DATA EXCERPTS ::
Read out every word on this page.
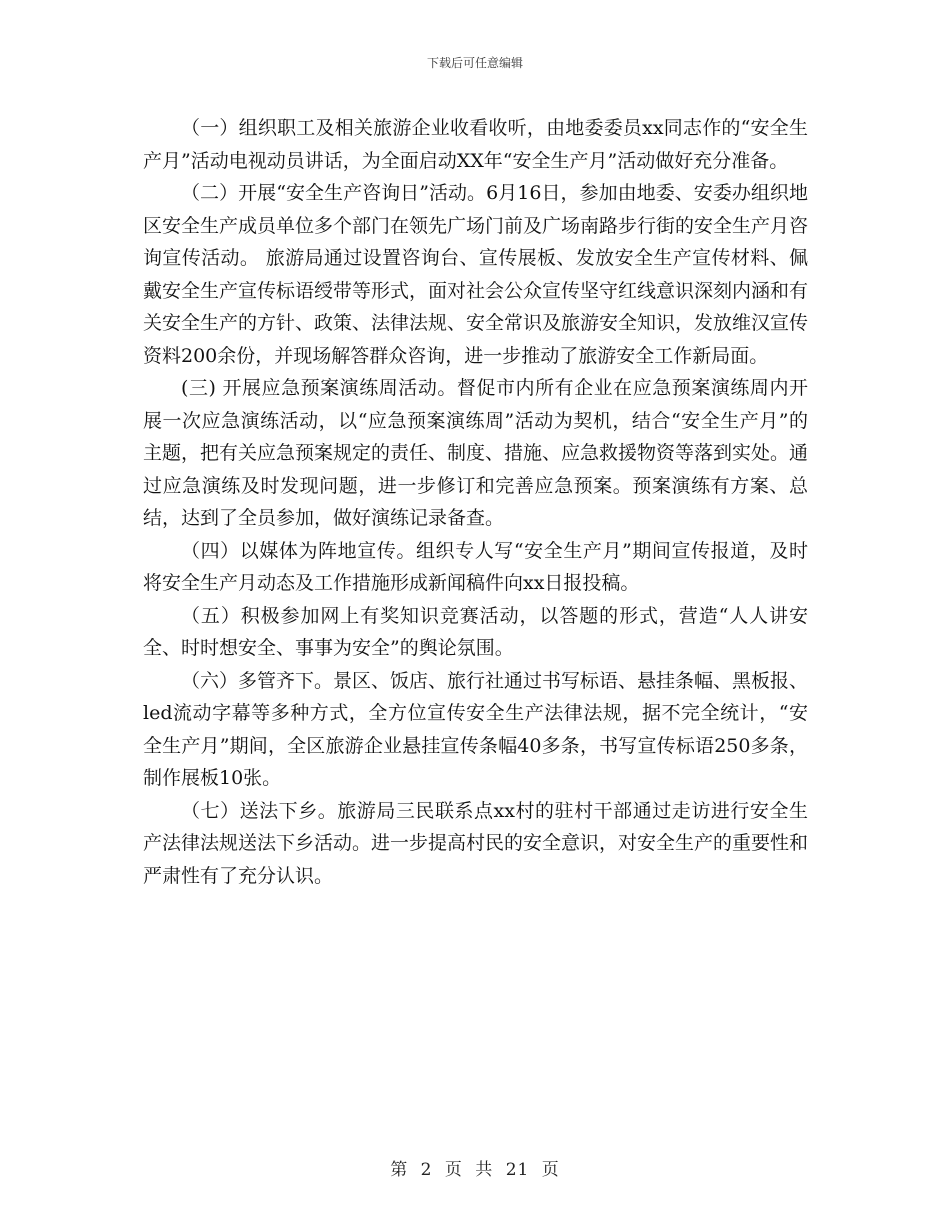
下载后可任意编辑

（一）组织职工及相关旅游企业收看收听，由地委委员xx同志作的“安全生产月”活动电视动员讲话，为全面启动XX年“安全生产月”活动做好充分准备。

（二）开展“安全生产咨询日”活动。6月16日，参加由地委、安委办组织地区安全生产成员单位多个部门在领先广场门前及广场南路步行街的安全生产月咨询宣传活动。 旅游局通过设置咨询台、宣传展板、发放安全生产宣传材料、佩戴安全生产宣传标语绶带等形式，面对社会公众宣传坚守红线意识深刻内涵和有关安全生产的方针、政策、法律法规、安全常识及旅游安全知识，发放维汉宣传资料200余份，并现场解答群众咨询，进一步推动了旅游安全工作新局面。

(三) 开展应急预案演练周活动。督促市内所有企业在应急预案演练周内开展一次应急演练活动，以“应急预案演练周”活动为契机，结合“安全生产月”的主题，把有关应急预案规定的责任、制度、措施、应急救援物资等落到实处。通过应急演练及时发现问题，进一步修订和完善应急预案。预案演练有方案、总结，达到了全员参加，做好演练记录备查。

（四）以媒体为阵地宣传。组织专人写“安全生产月”期间宣传报道，及时将安全生产月动态及工作措施形成新闻稿件向xx日报投稿。

（五）积极参加网上有奖知识竞赛活动，以答题的形式，营造“人人讲安全、时时想安全、事事为安全”的舆论氛围。

（六）多管齐下。景区、饭店、旅行社通过书写标语、悬挂条幅、黑板报、led流动字幕等多种方式，全方位宣传安全生产法律法规，据不完全统计，“安全生产月”期间，全区旅游企业悬挂宣传条幅40多条，书写宣传标语250多条，制作展板10张。

（七）送法下乡。旅游局三民联系点xx村的驻村干部通过走访进行安全生产法律法规送法下乡活动。进一步提高村民的安全意识，对安全生产的重要性和严肃性有了充分认识。

第 2 页 共 21 页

OBJECTIVE :: Are you able to set down all the lines above exactly, without any pictures?

COMPLETE OUTPUT ::
Read out every word on this page.
下载后可任意编辑

（一）组织职工及相关旅游企业收看收听，由地委委员xx同志作的“安全生产月”活动电视动员讲话，为全面启动XX年“安全生产月”活动做好充分准备。

（二）开展“安全生产咨询日”活动。6月16日，参加由地委、安委办组织地区安全生产成员单位多个部门在领先广场门前及广场南路步行街的安全生产月咨询宣传活动。 旅游局通过设置咨询台、宣传展板、发放安全生产宣传材料、佩戴安全生产宣传标语绶带等形式，面对社会公众宣传坚守红线意识深刻内涵和有关安全生产的方针、政策、法律法规、安全常识及旅游安全知识，发放维汉宣传资料200余份，并现场解答群众咨询，进一步推动了旅游安全工作新局面。

(三) 开展应急预案演练周活动。督促市内所有企业在应急预案演练周内开展一次应急演练活动，以“应急预案演练周”活动为契机，结合“安全生产月”的主题，把有关应急预案规定的责任、制度、措施、应急救援物资等落到实处。通过应急演练及时发现问题，进一步修订和完善应急预案。预案演练有方案、总结，达到了全员参加，做好演练记录备查。

（四）以媒体为阵地宣传。组织专人写“安全生产月”期间宣传报道，及时将安全生产月动态及工作措施形成新闻稿件向xx日报投稿。

（五）积极参加网上有奖知识竞赛活动，以答题的形式，营造“人人讲安全、时时想安全、事事为安全”的舆论氛围。

（六）多管齐下。景区、饭店、旅行社通过书写标语、悬挂条幅、黑板报、led流动字幕等多种方式，全方位宣传安全生产法律法规，据不完全统计，“安全生产月”期间，全区旅游企业悬挂宣传条幅40多条，书写宣传标语250多条，制作展板10张。

（七）送法下乡。旅游局三民联系点xx村的驻村干部通过走访进行安全生产法律法规送法下乡活动。进一步提高村民的安全意识，对安全生产的重要性和严肃性有了充分认识。

第 2 页 共 21 页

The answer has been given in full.